▸ DATA FOR THE TASK
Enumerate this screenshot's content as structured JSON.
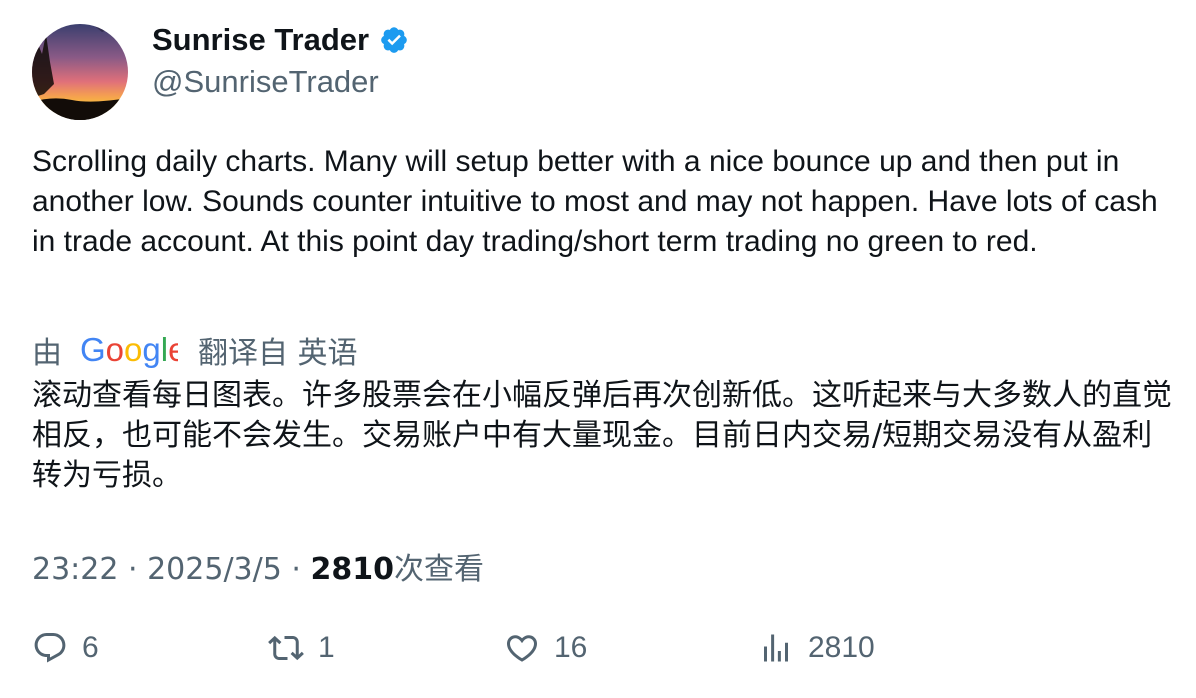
{
  "author": {
    "name": "Sunrise Trader",
    "handle": "@SunriseTrader",
    "verified_icon": "verified-badge-icon",
    "avatar_icon": "sunset-landscape-avatar"
  },
  "tweet": {
    "text": "Scrolling daily charts. Many will setup better with a nice bounce up and then put in another low. Sounds counter intuitive to most and may not happen.  Have lots of cash in trade account. At this point day trading/short term trading no green to red."
  },
  "translation": {
    "by_label": "由",
    "logo_text": "Google",
    "from_label": "翻译自 英语",
    "text": "滚动查看每日图表。许多股票会在小幅反弹后再次创新低。这听起来与大多数人的直觉相反，也可能不会发生。交易账户中有大量现金。目前日内交易/短期交易没有从盈利转为亏损。"
  },
  "meta": {
    "time": "23:22",
    "separator": "·",
    "date": "2025/3/5",
    "views_count": "2810",
    "views_label": "次查看"
  },
  "actions": {
    "reply_count": "6",
    "retweet_count": "1",
    "like_count": "16",
    "views_count": "2810"
  },
  "colors": {
    "text_primary": "#0f1419",
    "text_secondary": "#536471",
    "verified_blue": "#1d9bf0"
  }
}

▸ EXERCISE BRIEF
Return the material word for word. Pictures are not part of the copy.

▸ WRITTEN RESPONSE
Enumerate this screenshot's content as structured JSON.
{
  "author": {
    "name": "Sunrise Trader",
    "handle": "@SunriseTrader",
    "verified_icon": "verified-badge-icon",
    "avatar_icon": "sunset-landscape-avatar"
  },
  "tweet": {
    "text": "Scrolling daily charts. Many will setup better with a nice bounce up and then put in another low. Sounds counter intuitive to most and may not happen.  Have lots of cash in trade account. At this point day trading/short term trading no green to red."
  },
  "translation": {
    "by_label": "由",
    "logo_text": "Google",
    "from_label": "翻译自 英语",
    "text": "滚动查看每日图表。许多股票会在小幅反弹后再次创新低。这听起来与大多数人的直觉相反，也可能不会发生。交易账户中有大量现金。目前日内交易/短期交易没有从盈利转为亏损。"
  },
  "meta": {
    "time": "23:22",
    "separator": "·",
    "date": "2025/3/5",
    "views_count": "2810",
    "views_label": "次查看"
  },
  "actions": {
    "reply_count": "6",
    "retweet_count": "1",
    "like_count": "16",
    "views_count": "2810"
  },
  "colors": {
    "text_primary": "#0f1419",
    "text_secondary": "#536471",
    "verified_blue": "#1d9bf0"
  }
}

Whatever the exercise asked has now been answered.